## Start Data for processing

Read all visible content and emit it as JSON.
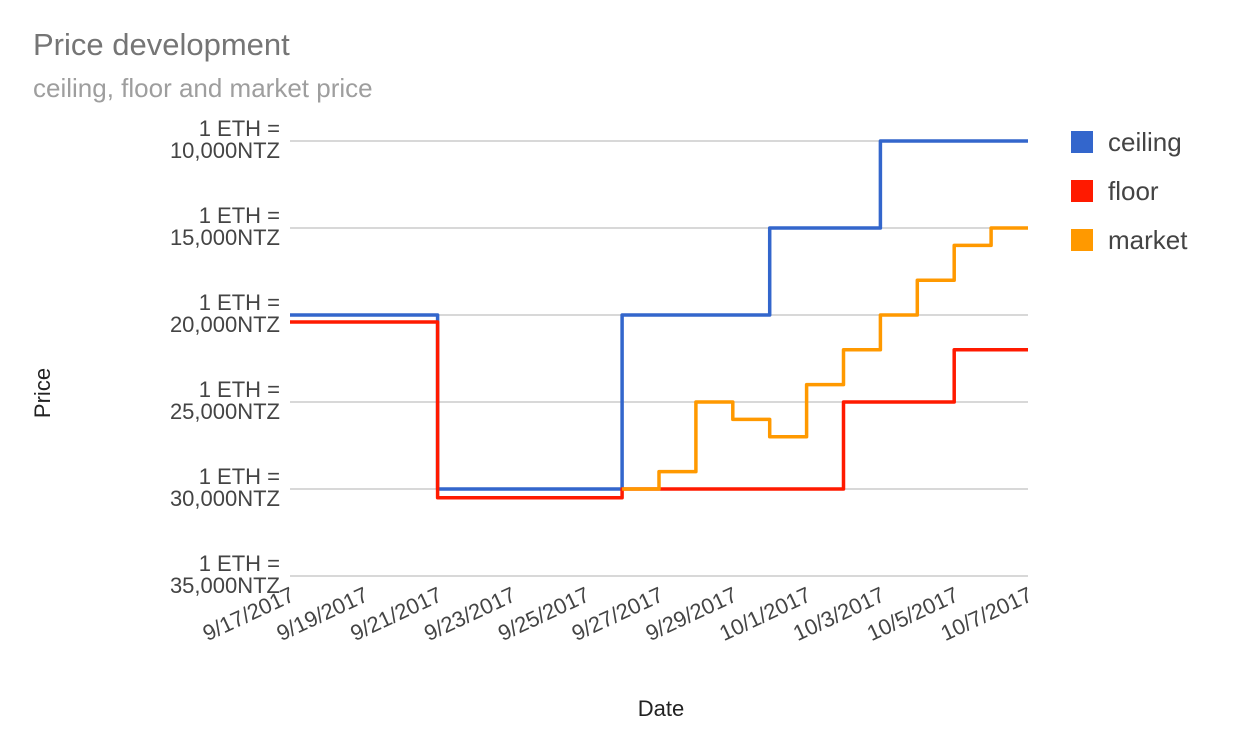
{
  "chart_data": {
    "type": "line",
    "title": "Price development",
    "subtitle": "ceiling, floor and market price",
    "xlabel": "Date",
    "ylabel": "Price",
    "x_ticks": [
      "9/17/2017",
      "9/19/2017",
      "9/21/2017",
      "9/23/2017",
      "9/25/2017",
      "9/27/2017",
      "9/29/2017",
      "10/1/2017",
      "10/3/2017",
      "10/5/2017",
      "10/7/2017"
    ],
    "y_ticks": [
      {
        "line1": "1 ETH =",
        "line2": "10,000NTZ",
        "value": 10000
      },
      {
        "line1": "1 ETH =",
        "line2": "15,000NTZ",
        "value": 15000
      },
      {
        "line1": "1 ETH =",
        "line2": "20,000NTZ",
        "value": 20000
      },
      {
        "line1": "1 ETH =",
        "line2": "25,000NTZ",
        "value": 25000
      },
      {
        "line1": "1 ETH =",
        "line2": "30,000NTZ",
        "value": 30000
      },
      {
        "line1": "1 ETH =",
        "line2": "35,000NTZ",
        "value": 35000
      }
    ],
    "xlim": [
      "9/17/2017",
      "10/7/2017"
    ],
    "ylim": [
      10000,
      35000
    ],
    "y_direction": "down",
    "grid": true,
    "legend_position": "right",
    "step_interpolation": "after",
    "series": [
      {
        "name": "ceiling",
        "color": "#3366cc",
        "points": [
          [
            "9/17/2017",
            20000
          ],
          [
            "9/18/2017",
            20000
          ],
          [
            "9/19/2017",
            20000
          ],
          [
            "9/20/2017",
            20000
          ],
          [
            "9/21/2017",
            30000
          ],
          [
            "9/22/2017",
            30000
          ],
          [
            "9/23/2017",
            30000
          ],
          [
            "9/24/2017",
            30000
          ],
          [
            "9/25/2017",
            30000
          ],
          [
            "9/26/2017",
            20000
          ],
          [
            "9/27/2017",
            20000
          ],
          [
            "9/28/2017",
            20000
          ],
          [
            "9/29/2017",
            20000
          ],
          [
            "9/30/2017",
            15000
          ],
          [
            "10/1/2017",
            15000
          ],
          [
            "10/2/2017",
            15000
          ],
          [
            "10/3/2017",
            10000
          ],
          [
            "10/4/2017",
            10000
          ],
          [
            "10/5/2017",
            10000
          ],
          [
            "10/6/2017",
            10000
          ],
          [
            "10/7/2017",
            10000
          ]
        ]
      },
      {
        "name": "floor",
        "color": "#ff1a00",
        "points": [
          [
            "9/17/2017",
            20400
          ],
          [
            "9/18/2017",
            20400
          ],
          [
            "9/19/2017",
            20400
          ],
          [
            "9/20/2017",
            20400
          ],
          [
            "9/21/2017",
            30500
          ],
          [
            "9/22/2017",
            30500
          ],
          [
            "9/23/2017",
            30500
          ],
          [
            "9/24/2017",
            30500
          ],
          [
            "9/25/2017",
            30500
          ],
          [
            "9/26/2017",
            30000
          ],
          [
            "9/27/2017",
            30000
          ],
          [
            "9/28/2017",
            30000
          ],
          [
            "9/29/2017",
            30000
          ],
          [
            "9/30/2017",
            30000
          ],
          [
            "10/1/2017",
            30000
          ],
          [
            "10/2/2017",
            25000
          ],
          [
            "10/3/2017",
            25000
          ],
          [
            "10/4/2017",
            25000
          ],
          [
            "10/5/2017",
            22000
          ],
          [
            "10/6/2017",
            22000
          ],
          [
            "10/7/2017",
            22000
          ]
        ]
      },
      {
        "name": "market",
        "color": "#ff9900",
        "points": [
          [
            "9/26/2017",
            30000
          ],
          [
            "9/27/2017",
            29000
          ],
          [
            "9/28/2017",
            25000
          ],
          [
            "9/29/2017",
            26000
          ],
          [
            "9/30/2017",
            27000
          ],
          [
            "10/1/2017",
            24000
          ],
          [
            "10/2/2017",
            22000
          ],
          [
            "10/3/2017",
            20000
          ],
          [
            "10/4/2017",
            18000
          ],
          [
            "10/5/2017",
            16000
          ],
          [
            "10/6/2017",
            15000
          ],
          [
            "10/7/2017",
            15000
          ]
        ]
      }
    ]
  }
}
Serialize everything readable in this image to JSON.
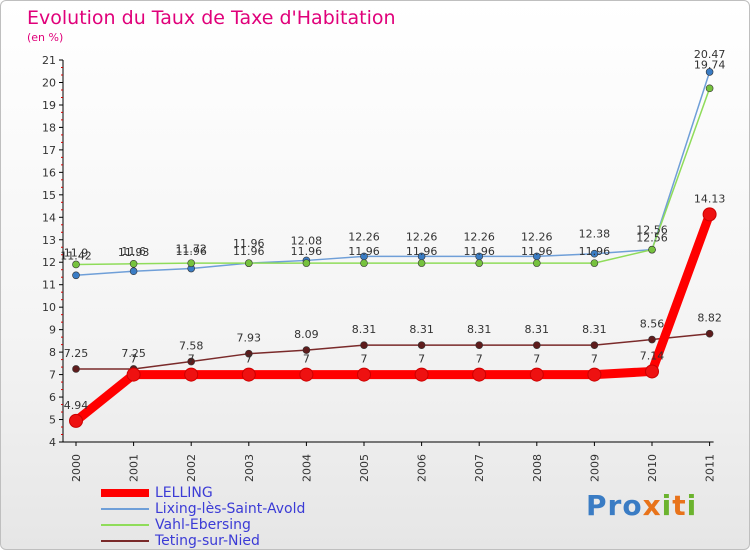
{
  "title": "Evolution du Taux de Taxe d'Habitation",
  "unit": "(en %)",
  "brand": {
    "text": "Proxiti",
    "letters": [
      {
        "ch": "P",
        "color": "#3a7cc4"
      },
      {
        "ch": "r",
        "color": "#3a7cc4"
      },
      {
        "ch": "o",
        "color": "#3a7cc4"
      },
      {
        "ch": "x",
        "color": "#e8731a"
      },
      {
        "ch": "i",
        "color": "#6bb32e"
      },
      {
        "ch": "t",
        "color": "#e8731a"
      },
      {
        "ch": "i",
        "color": "#6bb32e"
      }
    ]
  },
  "chart_data": {
    "type": "line",
    "x": [
      "2000",
      "2001",
      "2002",
      "2003",
      "2004",
      "2005",
      "2006",
      "2007",
      "2008",
      "2009",
      "2010",
      "2011"
    ],
    "ylim": [
      4,
      21
    ],
    "yticks": [
      4,
      5,
      6,
      7,
      8,
      9,
      10,
      11,
      12,
      13,
      14,
      15,
      16,
      17,
      18,
      19,
      20,
      21
    ],
    "grid": false,
    "legend_position": "bottom-left",
    "series": [
      {
        "name": "LELLING",
        "color": "#ff0000",
        "marker": "#ee1111",
        "values": [
          4.94,
          7,
          7,
          7,
          7,
          7,
          7,
          7,
          7,
          7,
          7.14,
          14.13
        ],
        "labels": [
          "4.94",
          "7",
          "7",
          "7",
          "7",
          "7",
          "7",
          "7",
          "7",
          "7",
          "7.14",
          "14.13"
        ]
      },
      {
        "name": "Lixing-lès-Saint-Avold",
        "color": "#6f9fd8",
        "marker": "#3a7cc4",
        "values": [
          11.42,
          11.6,
          11.72,
          11.96,
          12.08,
          12.26,
          12.26,
          12.26,
          12.26,
          12.38,
          12.56,
          20.47
        ],
        "labels": [
          "11.42",
          "11.6",
          "11.72",
          "11.96",
          "12.08",
          "12.26",
          "12.26",
          "12.26",
          "12.26",
          "12.38",
          "12.56",
          "20.47"
        ]
      },
      {
        "name": "Vahl-Ebersing",
        "color": "#8fdc5a",
        "marker": "#76c23e",
        "values": [
          11.9,
          11.93,
          11.96,
          11.96,
          11.96,
          11.96,
          11.96,
          11.96,
          11.96,
          11.96,
          12.56,
          19.74
        ],
        "labels": [
          "11.9",
          "11.93",
          "11.96",
          "11.96",
          "11.96",
          "11.96",
          "11.96",
          "11.96",
          "11.96",
          "11.96",
          "12.56",
          "19.74"
        ]
      },
      {
        "name": "Teting-sur-Nied",
        "color": "#7a2a2a",
        "marker": "#5e1c1c",
        "values": [
          7.25,
          7.25,
          7.58,
          7.93,
          8.09,
          8.31,
          8.31,
          8.31,
          8.31,
          8.31,
          8.56,
          8.82
        ],
        "labels": [
          "7.25",
          "7.25",
          "7.58",
          "7.93",
          "8.09",
          "8.31",
          "8.31",
          "8.31",
          "8.31",
          "8.31",
          "8.56",
          "8.82"
        ]
      }
    ]
  }
}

## End Data for processing

What to do ->
Every entry must be transcribed exactly. Pictures do not belong in the copy.

Response ->
Read all visible content and emit it as JSON.
{
  "chart_data": {
    "type": "line",
    "title": "Price development",
    "subtitle": "ceiling, floor and market price",
    "xlabel": "Date",
    "ylabel": "Price",
    "x_ticks": [
      "9/17/2017",
      "9/19/2017",
      "9/21/2017",
      "9/23/2017",
      "9/25/2017",
      "9/27/2017",
      "9/29/2017",
      "10/1/2017",
      "10/3/2017",
      "10/5/2017",
      "10/7/2017"
    ],
    "y_ticks": [
      {
        "line1": "1 ETH =",
        "line2": "10,000NTZ",
        "value": 10000
      },
      {
        "line1": "1 ETH =",
        "line2": "15,000NTZ",
        "value": 15000
      },
      {
        "line1": "1 ETH =",
        "line2": "20,000NTZ",
        "value": 20000
      },
      {
        "line1": "1 ETH =",
        "line2": "25,000NTZ",
        "value": 25000
      },
      {
        "line1": "1 ETH =",
        "line2": "30,000NTZ",
        "value": 30000
      },
      {
        "line1": "1 ETH =",
        "line2": "35,000NTZ",
        "value": 35000
      }
    ],
    "xlim": [
      "9/17/2017",
      "10/7/2017"
    ],
    "ylim": [
      10000,
      35000
    ],
    "y_direction": "down",
    "grid": true,
    "legend_position": "right",
    "step_interpolation": "after",
    "series": [
      {
        "name": "ceiling",
        "color": "#3366cc",
        "points": [
          [
            "9/17/2017",
            20000
          ],
          [
            "9/18/2017",
            20000
          ],
          [
            "9/19/2017",
            20000
          ],
          [
            "9/20/2017",
            20000
          ],
          [
            "9/21/2017",
            30000
          ],
          [
            "9/22/2017",
            30000
          ],
          [
            "9/23/2017",
            30000
          ],
          [
            "9/24/2017",
            30000
          ],
          [
            "9/25/2017",
            30000
          ],
          [
            "9/26/2017",
            20000
          ],
          [
            "9/27/2017",
            20000
          ],
          [
            "9/28/2017",
            20000
          ],
          [
            "9/29/2017",
            20000
          ],
          [
            "9/30/2017",
            15000
          ],
          [
            "10/1/2017",
            15000
          ],
          [
            "10/2/2017",
            15000
          ],
          [
            "10/3/2017",
            10000
          ],
          [
            "10/4/2017",
            10000
          ],
          [
            "10/5/2017",
            10000
          ],
          [
            "10/6/2017",
            10000
          ],
          [
            "10/7/2017",
            10000
          ]
        ]
      },
      {
        "name": "floor",
        "color": "#ff1a00",
        "points": [
          [
            "9/17/2017",
            20400
          ],
          [
            "9/18/2017",
            20400
          ],
          [
            "9/19/2017",
            20400
          ],
          [
            "9/20/2017",
            20400
          ],
          [
            "9/21/2017",
            30500
          ],
          [
            "9/22/2017",
            30500
          ],
          [
            "9/23/2017",
            30500
          ],
          [
            "9/24/2017",
            30500
          ],
          [
            "9/25/2017",
            30500
          ],
          [
            "9/26/2017",
            30000
          ],
          [
            "9/27/2017",
            30000
          ],
          [
            "9/28/2017",
            30000
          ],
          [
            "9/29/2017",
            30000
          ],
          [
            "9/30/2017",
            30000
          ],
          [
            "10/1/2017",
            30000
          ],
          [
            "10/2/2017",
            25000
          ],
          [
            "10/3/2017",
            25000
          ],
          [
            "10/4/2017",
            25000
          ],
          [
            "10/5/2017",
            22000
          ],
          [
            "10/6/2017",
            22000
          ],
          [
            "10/7/2017",
            22000
          ]
        ]
      },
      {
        "name": "market",
        "color": "#ff9900",
        "points": [
          [
            "9/26/2017",
            30000
          ],
          [
            "9/27/2017",
            29000
          ],
          [
            "9/28/2017",
            25000
          ],
          [
            "9/29/2017",
            26000
          ],
          [
            "9/30/2017",
            27000
          ],
          [
            "10/1/2017",
            24000
          ],
          [
            "10/2/2017",
            22000
          ],
          [
            "10/3/2017",
            20000
          ],
          [
            "10/4/2017",
            18000
          ],
          [
            "10/5/2017",
            16000
          ],
          [
            "10/6/2017",
            15000
          ],
          [
            "10/7/2017",
            15000
          ]
        ]
      }
    ]
  }
}
Serialize everything readable in this image to JSON.
{
  "title": "Evolution du Taux de Taxe d'Habitation",
  "unit": "(en %)",
  "brand": {
    "text": "Proxiti",
    "letters": [
      {
        "ch": "P",
        "color": "#3a7cc4"
      },
      {
        "ch": "r",
        "color": "#3a7cc4"
      },
      {
        "ch": "o",
        "color": "#3a7cc4"
      },
      {
        "ch": "x",
        "color": "#e8731a"
      },
      {
        "ch": "i",
        "color": "#6bb32e"
      },
      {
        "ch": "t",
        "color": "#e8731a"
      },
      {
        "ch": "i",
        "color": "#6bb32e"
      }
    ]
  },
  "chart_data": {
    "type": "line",
    "x": [
      "2000",
      "2001",
      "2002",
      "2003",
      "2004",
      "2005",
      "2006",
      "2007",
      "2008",
      "2009",
      "2010",
      "2011"
    ],
    "ylim": [
      4,
      21
    ],
    "yticks": [
      4,
      5,
      6,
      7,
      8,
      9,
      10,
      11,
      12,
      13,
      14,
      15,
      16,
      17,
      18,
      19,
      20,
      21
    ],
    "grid": false,
    "legend_position": "bottom-left",
    "series": [
      {
        "name": "LELLING",
        "color": "#ff0000",
        "marker": "#ee1111",
        "values": [
          4.94,
          7,
          7,
          7,
          7,
          7,
          7,
          7,
          7,
          7,
          7.14,
          14.13
        ],
        "labels": [
          "4.94",
          "7",
          "7",
          "7",
          "7",
          "7",
          "7",
          "7",
          "7",
          "7",
          "7.14",
          "14.13"
        ]
      },
      {
        "name": "Lixing-lès-Saint-Avold",
        "color": "#6f9fd8",
        "marker": "#3a7cc4",
        "values": [
          11.42,
          11.6,
          11.72,
          11.96,
          12.08,
          12.26,
          12.26,
          12.26,
          12.26,
          12.38,
          12.56,
          20.47
        ],
        "labels": [
          "11.42",
          "11.6",
          "11.72",
          "11.96",
          "12.08",
          "12.26",
          "12.26",
          "12.26",
          "12.26",
          "12.38",
          "12.56",
          "20.47"
        ]
      },
      {
        "name": "Vahl-Ebersing",
        "color": "#8fdc5a",
        "marker": "#76c23e",
        "values": [
          11.9,
          11.93,
          11.96,
          11.96,
          11.96,
          11.96,
          11.96,
          11.96,
          11.96,
          11.96,
          12.56,
          19.74
        ],
        "labels": [
          "11.9",
          "11.93",
          "11.96",
          "11.96",
          "11.96",
          "11.96",
          "11.96",
          "11.96",
          "11.96",
          "11.96",
          "12.56",
          "19.74"
        ]
      },
      {
        "name": "Teting-sur-Nied",
        "color": "#7a2a2a",
        "marker": "#5e1c1c",
        "values": [
          7.25,
          7.25,
          7.58,
          7.93,
          8.09,
          8.31,
          8.31,
          8.31,
          8.31,
          8.31,
          8.56,
          8.82
        ],
        "labels": [
          "7.25",
          "7.25",
          "7.58",
          "7.93",
          "8.09",
          "8.31",
          "8.31",
          "8.31",
          "8.31",
          "8.31",
          "8.56",
          "8.82"
        ]
      }
    ]
  }
}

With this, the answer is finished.